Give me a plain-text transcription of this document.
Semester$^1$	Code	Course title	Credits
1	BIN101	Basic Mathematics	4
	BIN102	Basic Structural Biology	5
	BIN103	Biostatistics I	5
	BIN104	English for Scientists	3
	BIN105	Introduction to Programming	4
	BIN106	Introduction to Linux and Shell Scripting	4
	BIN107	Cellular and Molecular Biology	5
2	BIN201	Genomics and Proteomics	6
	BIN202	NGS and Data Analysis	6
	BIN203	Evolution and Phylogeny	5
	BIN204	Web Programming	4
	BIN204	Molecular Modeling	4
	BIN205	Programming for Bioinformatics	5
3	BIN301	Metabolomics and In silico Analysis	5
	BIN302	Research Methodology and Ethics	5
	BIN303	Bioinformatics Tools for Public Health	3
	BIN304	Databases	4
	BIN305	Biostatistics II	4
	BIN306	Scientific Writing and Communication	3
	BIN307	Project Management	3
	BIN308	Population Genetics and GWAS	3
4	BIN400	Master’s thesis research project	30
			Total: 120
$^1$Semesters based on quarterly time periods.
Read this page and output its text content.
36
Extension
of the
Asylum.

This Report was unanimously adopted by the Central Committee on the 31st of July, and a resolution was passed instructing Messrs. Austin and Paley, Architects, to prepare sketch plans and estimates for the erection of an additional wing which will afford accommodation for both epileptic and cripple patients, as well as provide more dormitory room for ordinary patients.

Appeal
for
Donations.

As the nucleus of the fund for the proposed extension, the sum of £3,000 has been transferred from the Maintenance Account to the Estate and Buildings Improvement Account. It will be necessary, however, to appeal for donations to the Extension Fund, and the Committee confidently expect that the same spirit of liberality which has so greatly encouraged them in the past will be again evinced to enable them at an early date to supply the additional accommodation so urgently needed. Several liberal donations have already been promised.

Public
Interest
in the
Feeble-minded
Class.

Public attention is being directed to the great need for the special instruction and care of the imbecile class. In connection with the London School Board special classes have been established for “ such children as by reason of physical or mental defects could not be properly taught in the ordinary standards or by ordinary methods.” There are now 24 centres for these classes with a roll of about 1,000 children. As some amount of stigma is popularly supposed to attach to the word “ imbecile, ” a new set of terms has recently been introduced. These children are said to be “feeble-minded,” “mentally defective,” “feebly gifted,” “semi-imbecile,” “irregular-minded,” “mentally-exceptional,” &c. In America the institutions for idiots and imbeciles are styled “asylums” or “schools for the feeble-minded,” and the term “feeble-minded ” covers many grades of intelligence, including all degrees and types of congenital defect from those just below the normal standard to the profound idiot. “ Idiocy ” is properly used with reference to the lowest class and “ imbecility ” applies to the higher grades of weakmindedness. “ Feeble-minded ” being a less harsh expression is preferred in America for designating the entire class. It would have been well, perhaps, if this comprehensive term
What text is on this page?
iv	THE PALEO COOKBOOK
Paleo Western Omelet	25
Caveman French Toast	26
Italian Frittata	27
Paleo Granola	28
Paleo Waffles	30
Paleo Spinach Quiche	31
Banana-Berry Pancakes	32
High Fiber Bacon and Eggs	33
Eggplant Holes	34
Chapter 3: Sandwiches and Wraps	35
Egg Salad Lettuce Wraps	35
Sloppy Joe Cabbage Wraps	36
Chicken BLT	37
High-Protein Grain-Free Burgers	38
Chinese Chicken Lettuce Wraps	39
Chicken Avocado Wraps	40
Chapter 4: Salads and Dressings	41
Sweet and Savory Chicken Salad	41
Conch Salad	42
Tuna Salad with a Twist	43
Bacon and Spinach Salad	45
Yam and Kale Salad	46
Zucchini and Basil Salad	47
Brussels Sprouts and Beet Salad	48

•••

● **REQUIREMENT**: Gather each line of the listing that holds the string "Lettuce".

● **RESPONSE AREA**:
Egg Salad Lettuce Wraps	35
Chinese Chicken Lettuce Wraps	39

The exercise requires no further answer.